**Your objective**
Review the lines that follow and copy each one that contains the word "режима".

Records from a data source
begin

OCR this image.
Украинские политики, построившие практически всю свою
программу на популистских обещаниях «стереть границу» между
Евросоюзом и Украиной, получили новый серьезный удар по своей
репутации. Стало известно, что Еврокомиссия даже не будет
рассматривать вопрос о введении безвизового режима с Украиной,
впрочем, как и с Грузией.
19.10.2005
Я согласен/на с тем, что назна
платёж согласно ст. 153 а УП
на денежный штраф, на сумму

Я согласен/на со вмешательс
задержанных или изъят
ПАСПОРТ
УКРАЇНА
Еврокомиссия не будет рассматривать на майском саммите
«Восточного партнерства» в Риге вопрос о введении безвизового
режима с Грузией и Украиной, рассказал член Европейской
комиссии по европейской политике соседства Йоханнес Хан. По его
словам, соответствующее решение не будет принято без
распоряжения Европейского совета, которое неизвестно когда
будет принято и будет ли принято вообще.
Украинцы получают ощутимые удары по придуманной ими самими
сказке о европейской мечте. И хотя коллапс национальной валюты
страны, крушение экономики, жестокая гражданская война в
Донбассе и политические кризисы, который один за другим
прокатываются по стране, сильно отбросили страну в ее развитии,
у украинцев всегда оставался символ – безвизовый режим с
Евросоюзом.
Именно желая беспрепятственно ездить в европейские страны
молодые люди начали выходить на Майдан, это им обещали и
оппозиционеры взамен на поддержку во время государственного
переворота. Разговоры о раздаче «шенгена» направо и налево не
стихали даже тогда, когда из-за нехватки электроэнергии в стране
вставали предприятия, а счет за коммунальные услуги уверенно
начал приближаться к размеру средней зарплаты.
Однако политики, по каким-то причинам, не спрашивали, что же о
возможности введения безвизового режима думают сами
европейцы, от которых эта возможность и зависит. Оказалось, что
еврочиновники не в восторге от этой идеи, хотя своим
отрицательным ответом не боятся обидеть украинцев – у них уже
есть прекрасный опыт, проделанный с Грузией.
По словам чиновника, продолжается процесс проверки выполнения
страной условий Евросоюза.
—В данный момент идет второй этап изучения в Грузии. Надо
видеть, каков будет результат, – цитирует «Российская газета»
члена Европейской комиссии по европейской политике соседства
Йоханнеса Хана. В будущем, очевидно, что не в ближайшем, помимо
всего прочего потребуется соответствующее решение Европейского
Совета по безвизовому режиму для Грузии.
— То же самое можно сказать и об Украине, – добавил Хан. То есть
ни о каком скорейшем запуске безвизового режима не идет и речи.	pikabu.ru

end

**Solution**
рассматривать вопрос о введении безвизового режима с Украиной,
режима с Грузией и Украиной, рассказал член Европейской
возможности введения безвизового режима думают сами
ни о каком скорейшем запуске безвизового режима не идет и речи.	pikabu.ru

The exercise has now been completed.